Instructions to follow: Transcribe each record below word for word.

Provided material:
========

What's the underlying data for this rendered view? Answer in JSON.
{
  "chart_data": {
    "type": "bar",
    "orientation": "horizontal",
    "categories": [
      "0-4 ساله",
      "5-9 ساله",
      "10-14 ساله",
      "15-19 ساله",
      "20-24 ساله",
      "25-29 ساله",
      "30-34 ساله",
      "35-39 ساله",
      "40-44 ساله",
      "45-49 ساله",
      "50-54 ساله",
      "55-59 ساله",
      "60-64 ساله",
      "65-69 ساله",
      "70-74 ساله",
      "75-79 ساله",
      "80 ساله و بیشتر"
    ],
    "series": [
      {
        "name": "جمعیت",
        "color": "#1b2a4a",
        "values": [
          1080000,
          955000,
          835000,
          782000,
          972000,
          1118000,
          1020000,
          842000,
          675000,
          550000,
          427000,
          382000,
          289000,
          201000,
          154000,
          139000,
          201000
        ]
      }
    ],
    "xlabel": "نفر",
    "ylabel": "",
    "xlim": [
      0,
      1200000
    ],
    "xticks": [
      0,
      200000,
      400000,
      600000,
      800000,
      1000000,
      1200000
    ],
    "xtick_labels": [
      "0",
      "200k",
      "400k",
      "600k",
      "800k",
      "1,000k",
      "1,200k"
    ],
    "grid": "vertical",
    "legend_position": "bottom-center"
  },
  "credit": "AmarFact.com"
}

========

Exercise result:
What's the underlying data for this rendered view? Answer in JSON.
{
  "chart_data": {
    "type": "bar",
    "orientation": "horizontal",
    "categories": [
      "0-4 ساله",
      "5-9 ساله",
      "10-14 ساله",
      "15-19 ساله",
      "20-24 ساله",
      "25-29 ساله",
      "30-34 ساله",
      "35-39 ساله",
      "40-44 ساله",
      "45-49 ساله",
      "50-54 ساله",
      "55-59 ساله",
      "60-64 ساله",
      "65-69 ساله",
      "70-74 ساله",
      "75-79 ساله",
      "80 ساله و بیشتر"
    ],
    "series": [
      {
        "name": "جمعیت",
        "color": "#1b2a4a",
        "values": [
          1080000,
          955000,
          835000,
          782000,
          972000,
          1118000,
          1020000,
          842000,
          675000,
          550000,
          427000,
          382000,
          289000,
          201000,
          154000,
          139000,
          201000
        ]
      }
    ],
    "xlabel": "نفر",
    "ylabel": "",
    "xlim": [
      0,
      1200000
    ],
    "xticks": [
      0,
      200000,
      400000,
      600000,
      800000,
      1000000,
      1200000
    ],
    "xtick_labels": [
      "0",
      "200k",
      "400k",
      "600k",
      "800k",
      "1,000k",
      "1,200k"
    ],
    "grid": "vertical",
    "legend_position": "bottom-center"
  },
  "credit": "AmarFact.com"
}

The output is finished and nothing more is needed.